▶ **GIVEN REQUEST**
Drop the images; return everything else in the listing below exactly.
━━━━━ DATA PROVIDED
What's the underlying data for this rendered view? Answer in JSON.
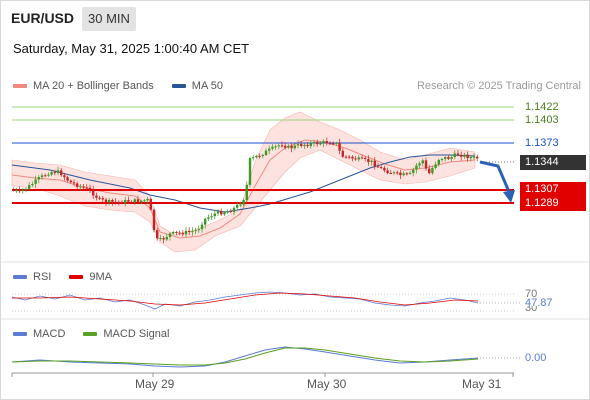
{
  "header": {
    "symbol": "EUR/USD",
    "interval": "30 MIN",
    "datetime": "Saturday, May 31, 2025 1:00:40 AM CET"
  },
  "main_legend": {
    "items": [
      {
        "label": "MA 20 + Bollinger Bands",
        "color": "#f08a80"
      },
      {
        "label": "MA 50",
        "color": "#2a5598"
      }
    ],
    "credit": "Research © 2025 Trading Central"
  },
  "levels": {
    "r2": "1.1422",
    "r1": "1.1403",
    "pivot": "1.1373",
    "last": "1.1344",
    "s1": "1.1307",
    "s2": "1.1289"
  },
  "rsi_panel": {
    "legend": [
      {
        "label": "RSI",
        "color": "#5b7bd5"
      },
      {
        "label": "9MA",
        "color": "#e00000"
      }
    ],
    "upper": "70",
    "value": "47.87",
    "lower": "30"
  },
  "macd_panel": {
    "legend": [
      {
        "label": "MACD",
        "color": "#5b7bd5"
      },
      {
        "label": "MACD Signal",
        "color": "#5aa020"
      }
    ],
    "value": "0.00"
  },
  "x_axis": {
    "labels": [
      "May 29",
      "May 30",
      "May 31"
    ]
  },
  "colors": {
    "bull": "#3c9a24",
    "bear": "#c62424",
    "support": "#e00000",
    "pivot": "#1a4fd0",
    "resistance": "#9bd07a",
    "forecast": "#2a62b5"
  }
}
━━━━━━━━━━
▶ **PROBLEM SOLUTION**
What's the underlying data for this rendered view? Answer in JSON.
{
  "header": {
    "symbol": "EUR/USD",
    "interval": "30 MIN",
    "datetime": "Saturday, May 31, 2025 1:00:40 AM CET"
  },
  "main_legend": {
    "items": [
      {
        "label": "MA 20 + Bollinger Bands",
        "color": "#f08a80"
      },
      {
        "label": "MA 50",
        "color": "#2a5598"
      }
    ],
    "credit": "Research © 2025 Trading Central"
  },
  "levels": {
    "r2": "1.1422",
    "r1": "1.1403",
    "pivot": "1.1373",
    "last": "1.1344",
    "s1": "1.1307",
    "s2": "1.1289"
  },
  "rsi_panel": {
    "legend": [
      {
        "label": "RSI",
        "color": "#5b7bd5"
      },
      {
        "label": "9MA",
        "color": "#e00000"
      }
    ],
    "upper": "70",
    "value": "47.87",
    "lower": "30"
  },
  "macd_panel": {
    "legend": [
      {
        "label": "MACD",
        "color": "#5b7bd5"
      },
      {
        "label": "MACD Signal",
        "color": "#5aa020"
      }
    ],
    "value": "0.00"
  },
  "x_axis": {
    "labels": [
      "May 29",
      "May 30",
      "May 31"
    ]
  },
  "colors": {
    "bull": "#3c9a24",
    "bear": "#c62424",
    "support": "#e00000",
    "pivot": "#1a4fd0",
    "resistance": "#9bd07a",
    "forecast": "#2a62b5"
  }
}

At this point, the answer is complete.